**Listing:**
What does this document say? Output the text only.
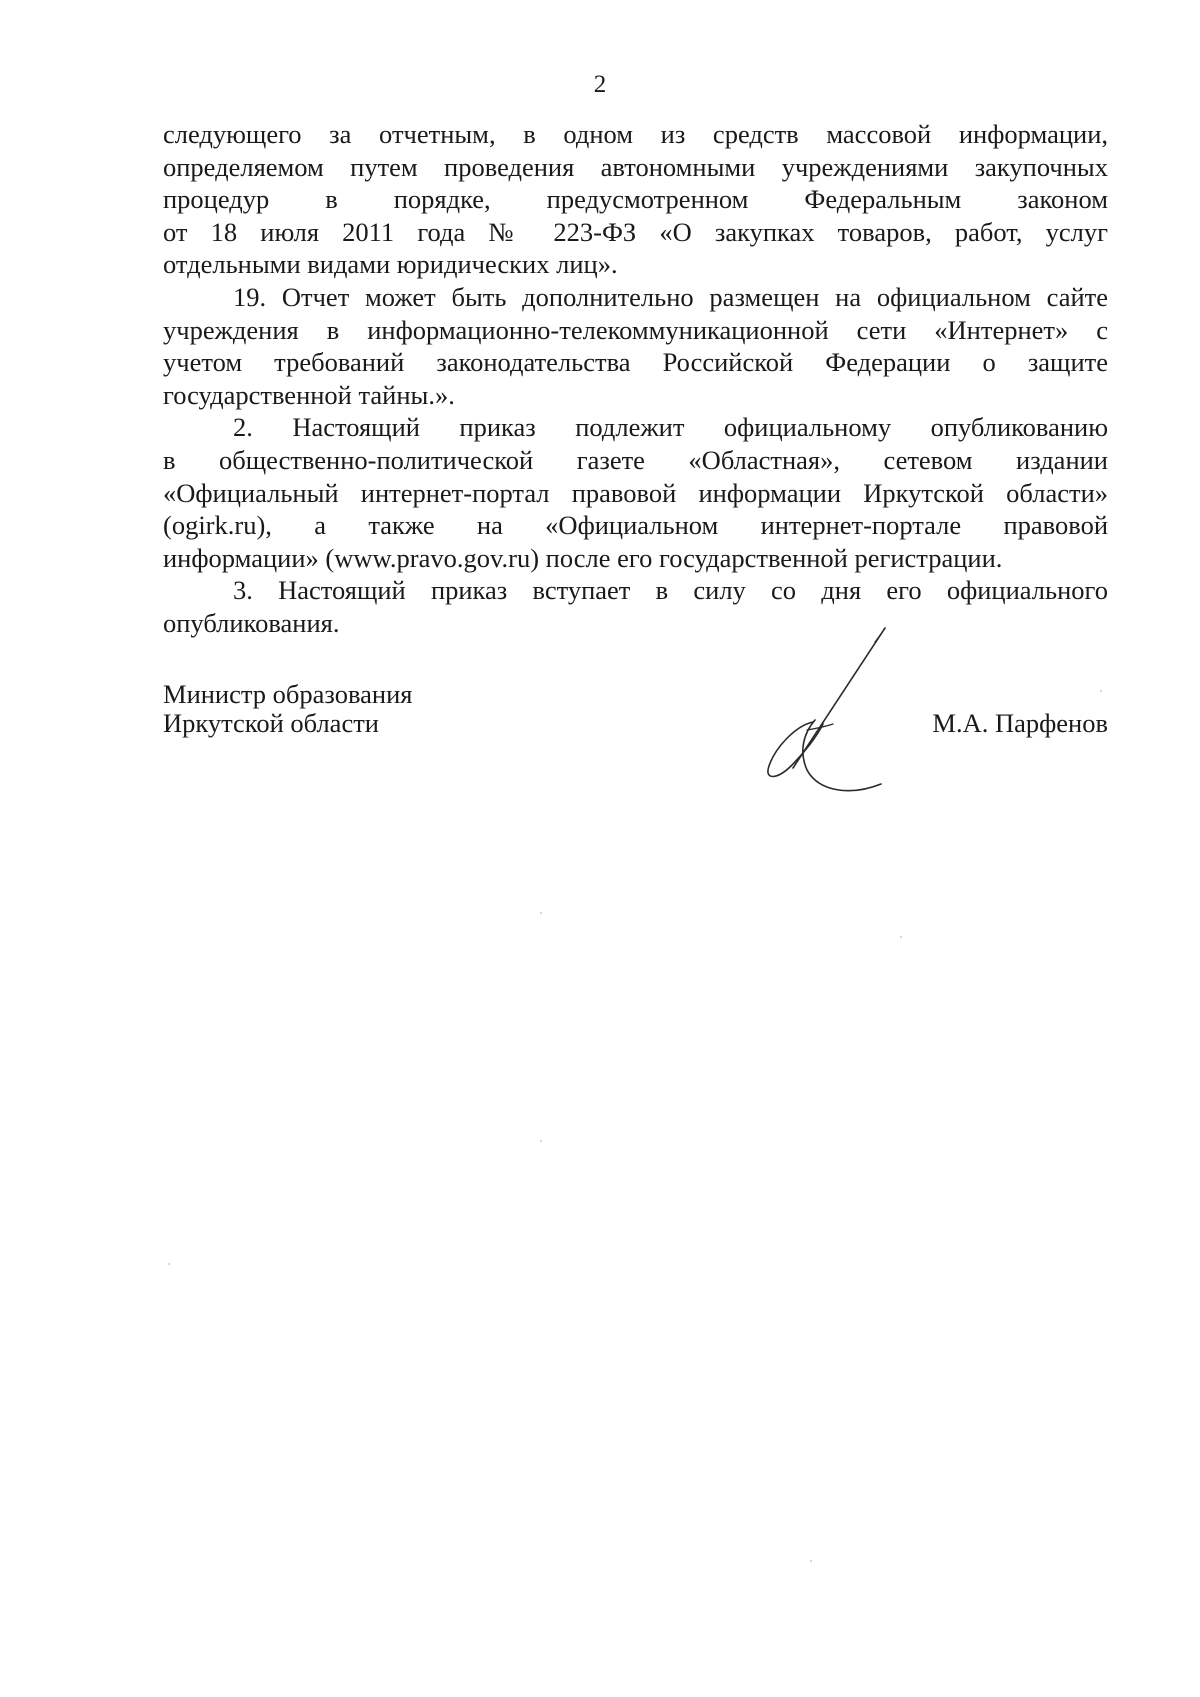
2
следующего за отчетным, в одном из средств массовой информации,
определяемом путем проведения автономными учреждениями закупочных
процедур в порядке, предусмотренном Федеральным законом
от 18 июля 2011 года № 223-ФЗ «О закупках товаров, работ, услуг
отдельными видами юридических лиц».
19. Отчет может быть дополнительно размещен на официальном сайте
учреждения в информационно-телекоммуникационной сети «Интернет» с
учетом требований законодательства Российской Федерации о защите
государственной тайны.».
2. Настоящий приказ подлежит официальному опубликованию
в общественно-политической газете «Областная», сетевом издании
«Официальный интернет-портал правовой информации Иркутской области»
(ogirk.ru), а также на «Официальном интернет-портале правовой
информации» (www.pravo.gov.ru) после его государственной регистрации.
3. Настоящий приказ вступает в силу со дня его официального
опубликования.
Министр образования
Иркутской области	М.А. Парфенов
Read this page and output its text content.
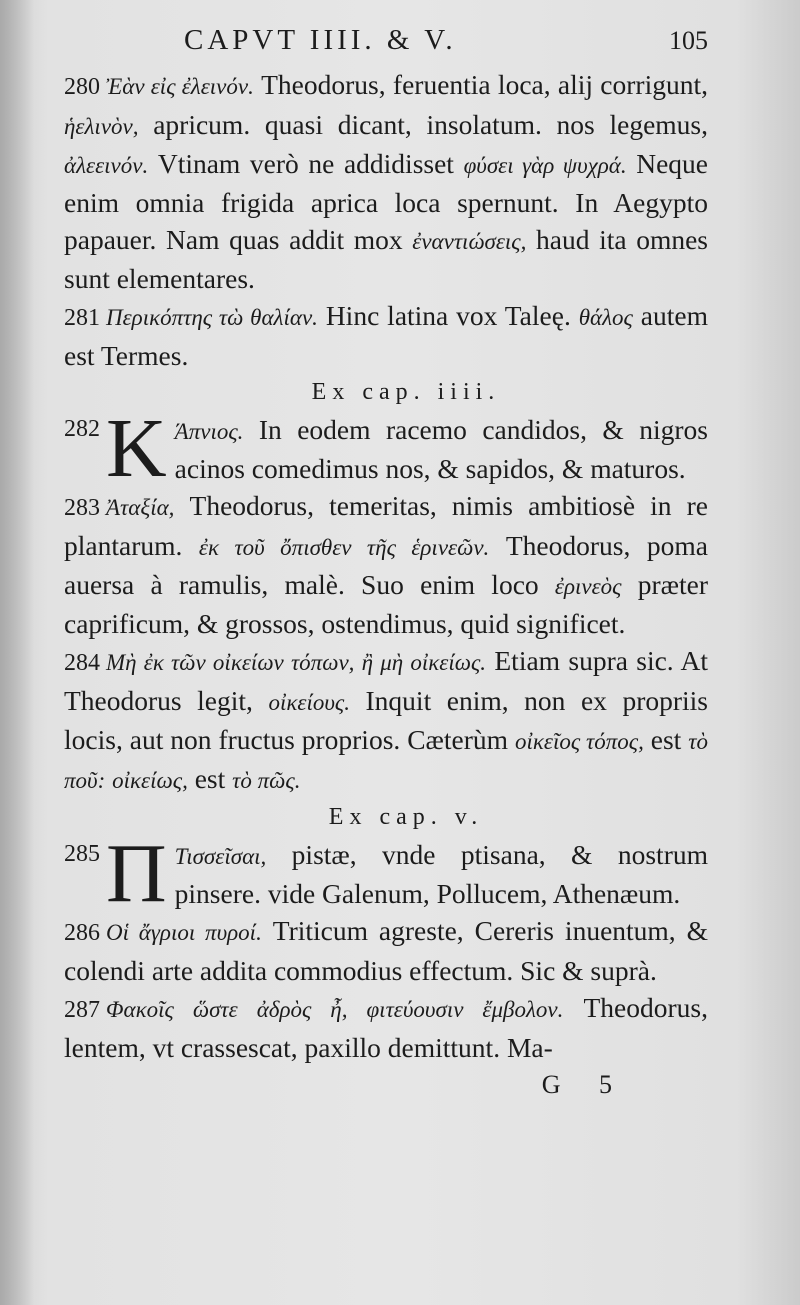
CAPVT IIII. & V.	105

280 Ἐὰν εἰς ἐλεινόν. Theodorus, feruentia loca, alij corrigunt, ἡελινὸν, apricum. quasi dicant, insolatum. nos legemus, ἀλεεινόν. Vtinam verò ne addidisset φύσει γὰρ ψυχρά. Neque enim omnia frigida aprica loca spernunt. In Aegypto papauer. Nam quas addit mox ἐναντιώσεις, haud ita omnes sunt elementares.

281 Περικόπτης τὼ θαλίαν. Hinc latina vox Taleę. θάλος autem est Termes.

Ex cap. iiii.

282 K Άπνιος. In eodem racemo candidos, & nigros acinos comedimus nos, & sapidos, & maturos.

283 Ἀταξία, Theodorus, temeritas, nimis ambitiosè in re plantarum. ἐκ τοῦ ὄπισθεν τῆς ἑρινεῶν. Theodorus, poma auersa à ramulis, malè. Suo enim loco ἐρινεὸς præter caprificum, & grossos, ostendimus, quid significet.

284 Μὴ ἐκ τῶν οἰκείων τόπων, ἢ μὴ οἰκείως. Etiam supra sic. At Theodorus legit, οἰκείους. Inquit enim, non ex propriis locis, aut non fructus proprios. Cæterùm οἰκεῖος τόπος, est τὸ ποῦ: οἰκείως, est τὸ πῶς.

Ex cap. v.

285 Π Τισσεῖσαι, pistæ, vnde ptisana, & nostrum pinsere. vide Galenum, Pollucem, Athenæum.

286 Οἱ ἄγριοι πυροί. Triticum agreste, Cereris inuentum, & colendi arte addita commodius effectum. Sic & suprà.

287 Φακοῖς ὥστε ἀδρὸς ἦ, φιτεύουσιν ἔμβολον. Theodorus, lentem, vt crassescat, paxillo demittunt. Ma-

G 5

--

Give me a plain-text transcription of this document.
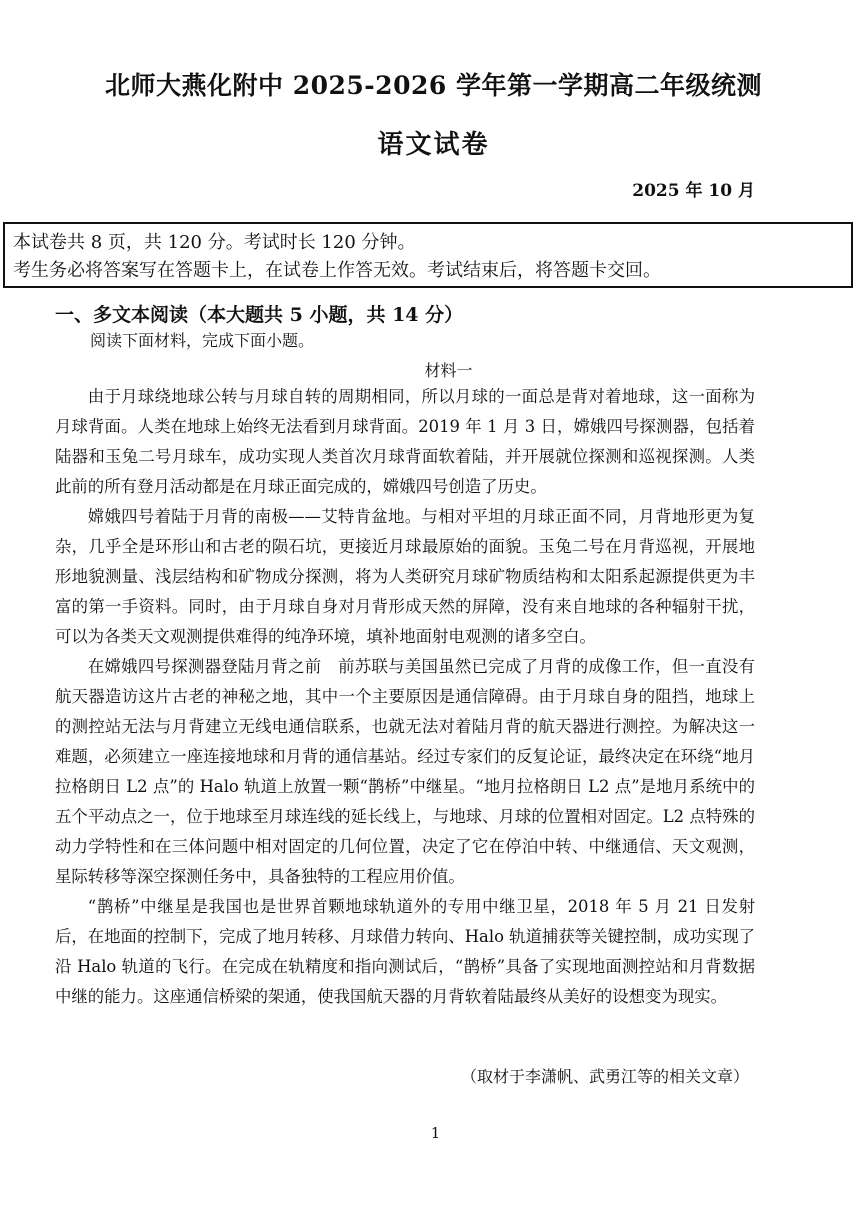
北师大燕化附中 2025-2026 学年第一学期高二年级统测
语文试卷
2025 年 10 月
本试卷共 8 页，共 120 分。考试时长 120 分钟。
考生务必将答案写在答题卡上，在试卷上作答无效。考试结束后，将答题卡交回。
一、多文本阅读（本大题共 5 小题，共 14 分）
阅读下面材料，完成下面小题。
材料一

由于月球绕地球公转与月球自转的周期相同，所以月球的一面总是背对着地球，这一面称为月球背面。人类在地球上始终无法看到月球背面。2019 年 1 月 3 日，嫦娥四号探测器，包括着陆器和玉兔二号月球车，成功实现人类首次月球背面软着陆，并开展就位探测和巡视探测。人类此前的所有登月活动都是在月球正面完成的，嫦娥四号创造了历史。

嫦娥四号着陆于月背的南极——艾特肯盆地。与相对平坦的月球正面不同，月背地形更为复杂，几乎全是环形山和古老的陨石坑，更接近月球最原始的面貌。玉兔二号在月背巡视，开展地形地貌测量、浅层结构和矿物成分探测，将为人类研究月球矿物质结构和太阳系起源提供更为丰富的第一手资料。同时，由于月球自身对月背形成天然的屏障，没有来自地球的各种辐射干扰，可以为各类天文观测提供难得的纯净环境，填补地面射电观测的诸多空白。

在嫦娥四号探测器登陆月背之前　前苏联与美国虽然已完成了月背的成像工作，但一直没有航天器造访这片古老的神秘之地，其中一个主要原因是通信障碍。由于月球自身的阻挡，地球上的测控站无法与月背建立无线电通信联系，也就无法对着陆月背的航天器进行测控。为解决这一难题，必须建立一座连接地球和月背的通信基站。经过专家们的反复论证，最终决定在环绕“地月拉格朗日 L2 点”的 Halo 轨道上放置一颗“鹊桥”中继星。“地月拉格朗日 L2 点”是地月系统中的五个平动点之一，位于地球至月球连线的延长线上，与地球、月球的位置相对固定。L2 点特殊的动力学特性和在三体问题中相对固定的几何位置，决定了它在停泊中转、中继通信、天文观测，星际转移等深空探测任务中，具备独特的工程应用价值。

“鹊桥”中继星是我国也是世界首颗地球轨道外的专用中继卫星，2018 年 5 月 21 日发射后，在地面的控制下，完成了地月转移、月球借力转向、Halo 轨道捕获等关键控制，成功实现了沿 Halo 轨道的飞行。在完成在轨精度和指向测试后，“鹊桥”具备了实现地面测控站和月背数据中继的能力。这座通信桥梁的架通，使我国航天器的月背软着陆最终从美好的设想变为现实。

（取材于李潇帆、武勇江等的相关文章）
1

**Work to be completed:** In the records above, locate the lines holding the word "Настоящий". Copy each of them.

**Solution to this task:**
2. Настоящий приказ подлежит официальному опубликованию
3. Настоящий приказ вступает в силу со дня его официального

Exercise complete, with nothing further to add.